SUPPLIED DATA:

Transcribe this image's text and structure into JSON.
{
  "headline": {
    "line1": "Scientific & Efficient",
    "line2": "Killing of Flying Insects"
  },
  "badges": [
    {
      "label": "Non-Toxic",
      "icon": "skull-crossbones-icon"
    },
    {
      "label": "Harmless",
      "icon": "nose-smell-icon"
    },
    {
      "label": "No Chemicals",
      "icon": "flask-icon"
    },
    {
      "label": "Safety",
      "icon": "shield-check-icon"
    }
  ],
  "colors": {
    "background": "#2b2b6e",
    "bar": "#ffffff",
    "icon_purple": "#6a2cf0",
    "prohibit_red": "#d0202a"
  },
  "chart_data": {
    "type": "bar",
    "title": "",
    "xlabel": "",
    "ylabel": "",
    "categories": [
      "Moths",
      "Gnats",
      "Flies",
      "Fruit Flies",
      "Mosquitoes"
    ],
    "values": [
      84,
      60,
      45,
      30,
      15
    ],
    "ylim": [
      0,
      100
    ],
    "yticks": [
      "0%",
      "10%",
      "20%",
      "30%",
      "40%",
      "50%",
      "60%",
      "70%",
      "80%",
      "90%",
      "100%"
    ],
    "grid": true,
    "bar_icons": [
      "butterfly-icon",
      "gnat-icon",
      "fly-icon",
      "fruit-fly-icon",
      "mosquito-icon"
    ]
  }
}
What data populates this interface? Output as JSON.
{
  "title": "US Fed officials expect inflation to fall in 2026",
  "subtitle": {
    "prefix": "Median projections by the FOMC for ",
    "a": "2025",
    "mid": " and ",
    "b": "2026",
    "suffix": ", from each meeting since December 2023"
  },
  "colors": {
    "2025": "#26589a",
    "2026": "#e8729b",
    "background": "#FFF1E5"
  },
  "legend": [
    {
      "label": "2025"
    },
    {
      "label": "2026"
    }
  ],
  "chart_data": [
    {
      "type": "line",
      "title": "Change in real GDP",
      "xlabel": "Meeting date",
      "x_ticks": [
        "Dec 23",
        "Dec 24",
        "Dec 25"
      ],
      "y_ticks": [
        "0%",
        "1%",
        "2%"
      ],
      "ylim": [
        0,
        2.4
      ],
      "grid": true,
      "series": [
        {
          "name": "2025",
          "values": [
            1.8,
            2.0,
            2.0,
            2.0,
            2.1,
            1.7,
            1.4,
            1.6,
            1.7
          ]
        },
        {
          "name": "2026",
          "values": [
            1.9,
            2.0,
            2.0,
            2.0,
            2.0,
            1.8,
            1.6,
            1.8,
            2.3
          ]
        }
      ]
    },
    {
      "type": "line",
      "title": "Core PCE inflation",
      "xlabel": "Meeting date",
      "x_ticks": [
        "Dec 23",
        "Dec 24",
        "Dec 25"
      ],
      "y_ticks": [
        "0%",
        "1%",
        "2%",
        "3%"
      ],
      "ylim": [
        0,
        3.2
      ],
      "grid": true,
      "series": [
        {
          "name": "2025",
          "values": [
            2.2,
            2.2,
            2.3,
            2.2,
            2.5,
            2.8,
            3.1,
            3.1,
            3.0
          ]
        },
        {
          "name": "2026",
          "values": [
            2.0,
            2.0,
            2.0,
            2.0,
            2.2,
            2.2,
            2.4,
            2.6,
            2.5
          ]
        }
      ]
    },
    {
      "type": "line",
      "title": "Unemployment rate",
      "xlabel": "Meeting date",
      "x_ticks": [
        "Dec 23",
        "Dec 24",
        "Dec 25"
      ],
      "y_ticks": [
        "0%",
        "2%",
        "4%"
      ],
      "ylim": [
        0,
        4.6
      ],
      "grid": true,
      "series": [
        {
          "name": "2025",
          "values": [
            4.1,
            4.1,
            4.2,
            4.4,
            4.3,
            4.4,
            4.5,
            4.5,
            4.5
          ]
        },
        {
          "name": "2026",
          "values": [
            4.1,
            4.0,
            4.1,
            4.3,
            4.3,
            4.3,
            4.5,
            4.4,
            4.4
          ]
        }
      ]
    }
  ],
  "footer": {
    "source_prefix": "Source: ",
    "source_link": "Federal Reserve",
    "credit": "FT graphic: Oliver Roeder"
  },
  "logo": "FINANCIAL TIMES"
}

EXERCISE REQUIREMENTS: Find all lines where the word "JSON" appears. Copy them.

TASK RESPONSE:
Transcribe this image's text and structure into JSON.
What data populates this interface? Output as JSON.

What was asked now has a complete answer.